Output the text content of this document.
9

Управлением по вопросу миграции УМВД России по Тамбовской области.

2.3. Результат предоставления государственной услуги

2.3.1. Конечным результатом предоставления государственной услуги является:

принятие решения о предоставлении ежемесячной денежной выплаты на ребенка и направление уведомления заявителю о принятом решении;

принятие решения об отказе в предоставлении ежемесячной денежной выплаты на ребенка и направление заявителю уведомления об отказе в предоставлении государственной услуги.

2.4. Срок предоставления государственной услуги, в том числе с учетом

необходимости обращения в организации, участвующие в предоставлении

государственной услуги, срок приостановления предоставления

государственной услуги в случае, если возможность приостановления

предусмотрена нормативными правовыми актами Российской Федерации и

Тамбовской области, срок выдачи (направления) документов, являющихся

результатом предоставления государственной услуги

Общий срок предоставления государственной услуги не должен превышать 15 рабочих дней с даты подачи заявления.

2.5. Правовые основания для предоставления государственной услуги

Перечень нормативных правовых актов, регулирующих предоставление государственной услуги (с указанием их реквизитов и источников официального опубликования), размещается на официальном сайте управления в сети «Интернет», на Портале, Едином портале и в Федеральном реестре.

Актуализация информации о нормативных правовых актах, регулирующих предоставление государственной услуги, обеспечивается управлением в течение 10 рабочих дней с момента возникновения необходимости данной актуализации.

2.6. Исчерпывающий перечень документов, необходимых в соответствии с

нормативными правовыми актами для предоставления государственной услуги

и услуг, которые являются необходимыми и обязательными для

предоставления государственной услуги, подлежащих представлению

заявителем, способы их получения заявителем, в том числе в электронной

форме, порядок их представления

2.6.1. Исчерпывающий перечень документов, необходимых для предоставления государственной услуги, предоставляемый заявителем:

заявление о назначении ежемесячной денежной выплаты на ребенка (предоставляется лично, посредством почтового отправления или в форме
- - - - - - -
- _PROBLEM_
Repeat each record exactly. Omit nothing.

- _SOLUTION BELOW_
Output the text content of this document.
9

Управлением по вопросу миграции УМВД России по Тамбовской области.

2.3. Результат предоставления государственной услуги

2.3.1. Конечным результатом предоставления государственной услуги является:

принятие решения о предоставлении ежемесячной денежной выплаты на ребенка и направление уведомления заявителю о принятом решении;

принятие решения об отказе в предоставлении ежемесячной денежной выплаты на ребенка и направление заявителю уведомления об отказе в предоставлении государственной услуги.

2.4. Срок предоставления государственной услуги, в том числе с учетом

необходимости обращения в организации, участвующие в предоставлении

государственной услуги, срок приостановления предоставления

государственной услуги в случае, если возможность приостановления

предусмотрена нормативными правовыми актами Российской Федерации и

Тамбовской области, срок выдачи (направления) документов, являющихся

результатом предоставления государственной услуги

Общий срок предоставления государственной услуги не должен превышать 15 рабочих дней с даты подачи заявления.

2.5. Правовые основания для предоставления государственной услуги

Перечень нормативных правовых актов, регулирующих предоставление государственной услуги (с указанием их реквизитов и источников официального опубликования), размещается на официальном сайте управления в сети «Интернет», на Портале, Едином портале и в Федеральном реестре.

Актуализация информации о нормативных правовых актах, регулирующих предоставление государственной услуги, обеспечивается управлением в течение 10 рабочих дней с момента возникновения необходимости данной актуализации.

2.6. Исчерпывающий перечень документов, необходимых в соответствии с

нормативными правовыми актами для предоставления государственной услуги

и услуг, которые являются необходимыми и обязательными для

предоставления государственной услуги, подлежащих представлению

заявителем, способы их получения заявителем, в том числе в электронной

форме, порядок их представления

2.6.1. Исчерпывающий перечень документов, необходимых для предоставления государственной услуги, предоставляемый заявителем:

заявление о назначении ежемесячной денежной выплаты на ребенка (предоставляется лично, посредством почтового отправления или в форме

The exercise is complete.